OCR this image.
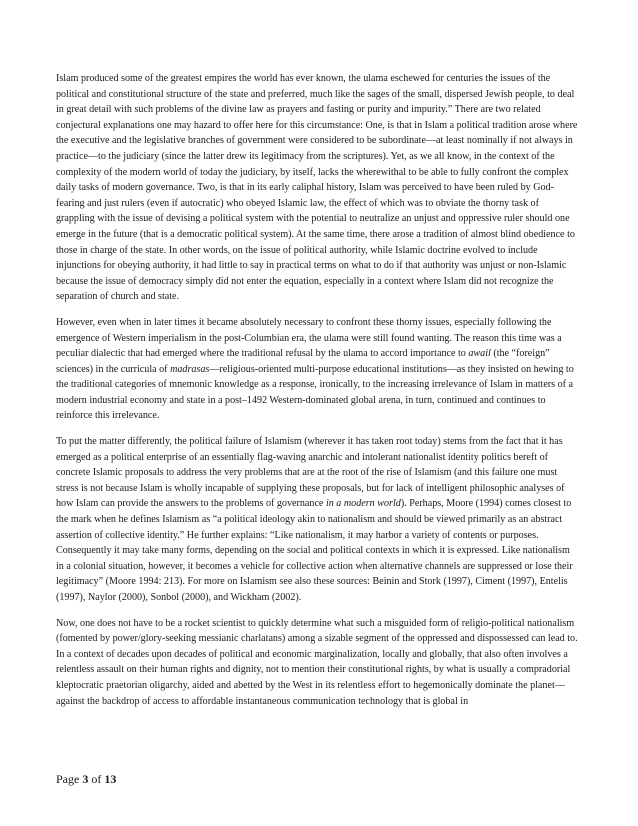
Islam produced some of the greatest empires the world has ever known, the ulama eschewed for centuries the issues of the political and constitutional structure of the state and preferred, much like the sages of the small, dispersed Jewish people, to deal in great detail with such problems of the divine law as prayers and fasting or purity and impurity.” There are two related conjectural explanations one may hazard to offer here for this circumstance: One, is that in Islam a political tradition arose where the executive and the legislative branches of government were considered to be subordinate—at least nominally if not always in practice—to the judiciary (since the latter drew its legitimacy from the scriptures). Yet, as we all know, in the context of the complexity of the modern world of today the judiciary, by itself, lacks the wherewithal to be able to fully confront the complex daily tasks of modern governance. Two, is that in its early caliphal history, Islam was perceived to have been ruled by God-fearing and just rulers (even if autocratic) who obeyed Islamic law, the effect of which was to obviate the thorny task of grappling with the issue of devising a political system with the potential to neutralize an unjust and oppressive ruler should one emerge in the future (that is a democratic political system). At the same time, there arose a tradition of almost blind obedience to those in charge of the state. In other words, on the issue of political authority, while Islamic doctrine evolved to include injunctions for obeying authority, it had little to say in practical terms on what to do if that authority was unjust or non-Islamic because the issue of democracy simply did not enter the equation, especially in a context where Islam did not recognize the separation of church and state.

However, even when in later times it became absolutely necessary to confront these thorny issues, especially following the emergence of Western imperialism in the post-Columbian era, the ulama were still found wanting. The reason this time was a peculiar dialectic that had emerged where the traditional refusal by the ulama to accord importance to awail (the “foreign” sciences) in the curricula of madrasas—religious-oriented multi-purpose educational institutions—as they insisted on hewing to the traditional categories of mnemonic knowledge as a response, ironically, to the increasing irrelevance of Islam in matters of a modern industrial economy and state in a post–1492 Western-dominated global arena, in turn, continued and continues to reinforce this irrelevance.

To put the matter differently, the political failure of Islamism (wherever it has taken root today) stems from the fact that it has emerged as a political enterprise of an essentially flag-waving anarchic and intolerant nationalist identity politics bereft of concrete Islamic proposals to address the very problems that are at the root of the rise of Islamism (and this failure one must stress is not because Islam is wholly incapable of supplying these proposals, but for lack of intelligent philosophic analyses of how Islam can provide the answers to the problems of governance in a modern world). Perhaps, Moore (1994) comes closest to the mark when he defines Islamism as “a political ideology akin to nationalism and should be viewed primarily as an abstract assertion of collective identity.” He further explains: “Like nationalism, it may harbor a variety of contents or purposes. Consequently it may take many forms, depending on the social and political contexts in which it is expressed. Like nationalism in a colonial situation, however, it becomes a vehicle for collective action when alternative channels are suppressed or lose their legitimacy” (Moore 1994: 213). For more on Islamism see also these sources: Beinin and Stork (1997), Ciment (1997), Entelis (1997), Naylor (2000), Sonbol (2000), and Wickham (2002).

Now, one does not have to be a rocket scientist to quickly determine what such a misguided form of religio-political nationalism (fomented by power/glory-seeking messianic charlatans) among a sizable segment of the oppressed and dispossessed can lead to. In a context of decades upon decades of political and economic marginalization, locally and globally, that also often involves a relentless assault on their human rights and dignity, not to mention their constitutional rights, by what is usually a compradorial kleptocratic praetorian oligarchy, aided and abetted by the West in its relentless effort to hegemonically dominate the planet—against the backdrop of access to affordable instantaneous communication technology that is global in

Page 3 of 13
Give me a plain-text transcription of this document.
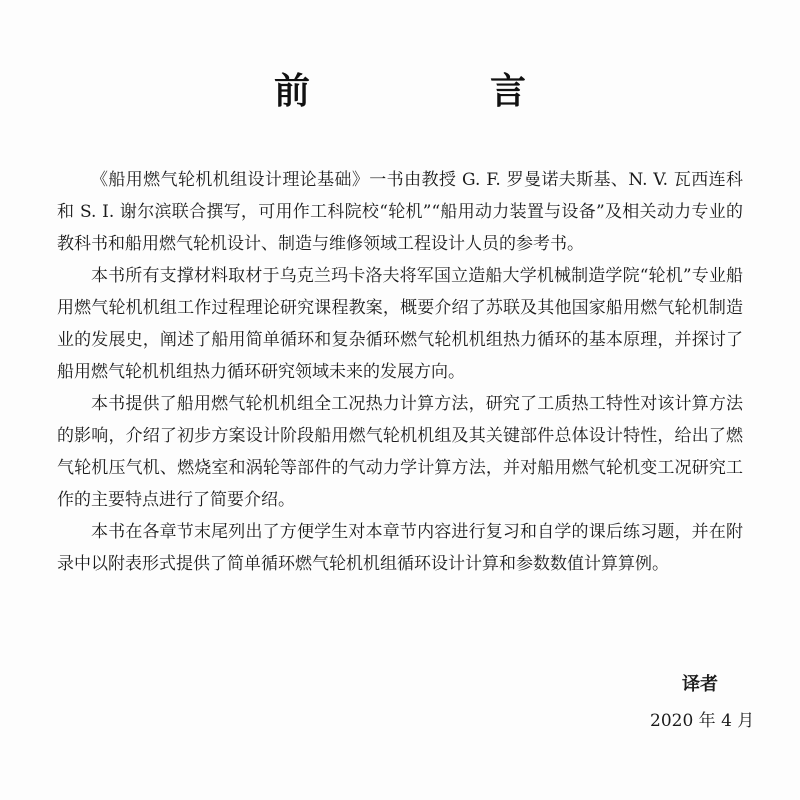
前　言

《船用燃气轮机机组设计理论基础》一书由教授 G. F. 罗曼诺夫斯基、N. V. 瓦西连科和 S. I. 谢尔滨联合撰写，可用作工科院校“轮机”“船用动力装置与设备”及相关动力专业的教科书和船用燃气轮机设计、制造与维修领域工程设计人员的参考书。

本书所有支撑材料取材于乌克兰玛卡洛夫将军国立造船大学机械制造学院“轮机”专业船用燃气轮机机组工作过程理论研究课程教案，概要介绍了苏联及其他国家船用燃气轮机制造业的发展史，阐述了船用简单循环和复杂循环燃气轮机机组热力循环的基本原理，并探讨了船用燃气轮机机组热力循环研究领域未来的发展方向。

本书提供了船用燃气轮机机组全工况热力计算方法，研究了工质热工特性对该计算方法的影响，介绍了初步方案设计阶段船用燃气轮机机组及其关键部件总体设计特性，给出了燃气轮机压气机、燃烧室和涡轮等部件的气动力学计算方法，并对船用燃气轮机变工况研究工作的主要特点进行了简要介绍。

本书在各章节末尾列出了方便学生对本章节内容进行复习和自学的课后练习题，并在附录中以附表形式提供了简单循环燃气轮机机组循环设计计算和参数数值计算算例。

译者
2020 年 4 月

----

* EXERCISE AIM:
Quote the records above in full, dropping each picture.

* IN RESPONSE:
OCR this image.
Islam produced some of the greatest empires the world has ever known, the ulama eschewed for centuries the issues of the political and constitutional structure of the state and preferred, much like the sages of the small, dispersed Jewish people, to deal in great detail with such problems of the divine law as prayers and fasting or purity and impurity.” There are two related conjectural explanations one may hazard to offer here for this circumstance: One, is that in Islam a political tradition arose where the executive and the legislative branches of government were considered to be subordinate—at least nominally if not always in practice—to the judiciary (since the latter drew its legitimacy from the scriptures). Yet, as we all know, in the context of the complexity of the modern world of today the judiciary, by itself, lacks the wherewithal to be able to fully confront the complex daily tasks of modern governance. Two, is that in its early caliphal history, Islam was perceived to have been ruled by God-fearing and just rulers (even if autocratic) who obeyed Islamic law, the effect of which was to obviate the thorny task of grappling with the issue of devising a political system with the potential to neutralize an unjust and oppressive ruler should one emerge in the future (that is a democratic political system). At the same time, there arose a tradition of almost blind obedience to those in charge of the state. In other words, on the issue of political authority, while Islamic doctrine evolved to include injunctions for obeying authority, it had little to say in practical terms on what to do if that authority was unjust or non-Islamic because the issue of democracy simply did not enter the equation, especially in a context where Islam did not recognize the separation of church and state.

However, even when in later times it became absolutely necessary to confront these thorny issues, especially following the emergence of Western imperialism in the post-Columbian era, the ulama were still found wanting. The reason this time was a peculiar dialectic that had emerged where the traditional refusal by the ulama to accord importance to awail (the “foreign” sciences) in the curricula of madrasas—religious-oriented multi-purpose educational institutions—as they insisted on hewing to the traditional categories of mnemonic knowledge as a response, ironically, to the increasing irrelevance of Islam in matters of a modern industrial economy and state in a post–1492 Western-dominated global arena, in turn, continued and continues to reinforce this irrelevance.

To put the matter differently, the political failure of Islamism (wherever it has taken root today) stems from the fact that it has emerged as a political enterprise of an essentially flag-waving anarchic and intolerant nationalist identity politics bereft of concrete Islamic proposals to address the very problems that are at the root of the rise of Islamism (and this failure one must stress is not because Islam is wholly incapable of supplying these proposals, but for lack of intelligent philosophic analyses of how Islam can provide the answers to the problems of governance in a modern world). Perhaps, Moore (1994) comes closest to the mark when he defines Islamism as “a political ideology akin to nationalism and should be viewed primarily as an abstract assertion of collective identity.” He further explains: “Like nationalism, it may harbor a variety of contents or purposes. Consequently it may take many forms, depending on the social and political contexts in which it is expressed. Like nationalism in a colonial situation, however, it becomes a vehicle for collective action when alternative channels are suppressed or lose their legitimacy” (Moore 1994: 213). For more on Islamism see also these sources: Beinin and Stork (1997), Ciment (1997), Entelis (1997), Naylor (2000), Sonbol (2000), and Wickham (2002).

Now, one does not have to be a rocket scientist to quickly determine what such a misguided form of religio-political nationalism (fomented by power/glory-seeking messianic charlatans) among a sizable segment of the oppressed and dispossessed can lead to. In a context of decades upon decades of political and economic marginalization, locally and globally, that also often involves a relentless assault on their human rights and dignity, not to mention their constitutional rights, by what is usually a compradorial kleptocratic praetorian oligarchy, aided and abetted by the West in its relentless effort to hegemonically dominate the planet—against the backdrop of access to affordable instantaneous communication technology that is global in

Page 3 of 13
Give me a plain-text transcription of this document.
前　言

《船用燃气轮机机组设计理论基础》一书由教授 G. F. 罗曼诺夫斯基、N. V. 瓦西连科和 S. I. 谢尔滨联合撰写，可用作工科院校“轮机”“船用动力装置与设备”及相关动力专业的教科书和船用燃气轮机设计、制造与维修领域工程设计人员的参考书。

本书所有支撑材料取材于乌克兰玛卡洛夫将军国立造船大学机械制造学院“轮机”专业船用燃气轮机机组工作过程理论研究课程教案，概要介绍了苏联及其他国家船用燃气轮机制造业的发展史，阐述了船用简单循环和复杂循环燃气轮机机组热力循环的基本原理，并探讨了船用燃气轮机机组热力循环研究领域未来的发展方向。

本书提供了船用燃气轮机机组全工况热力计算方法，研究了工质热工特性对该计算方法的影响，介绍了初步方案设计阶段船用燃气轮机机组及其关键部件总体设计特性，给出了燃气轮机压气机、燃烧室和涡轮等部件的气动力学计算方法，并对船用燃气轮机变工况研究工作的主要特点进行了简要介绍。

本书在各章节末尾列出了方便学生对本章节内容进行复习和自学的课后练习题，并在附录中以附表形式提供了简单循环燃气轮机机组循环设计计算和参数数值计算算例。

译者
2020 年 4 月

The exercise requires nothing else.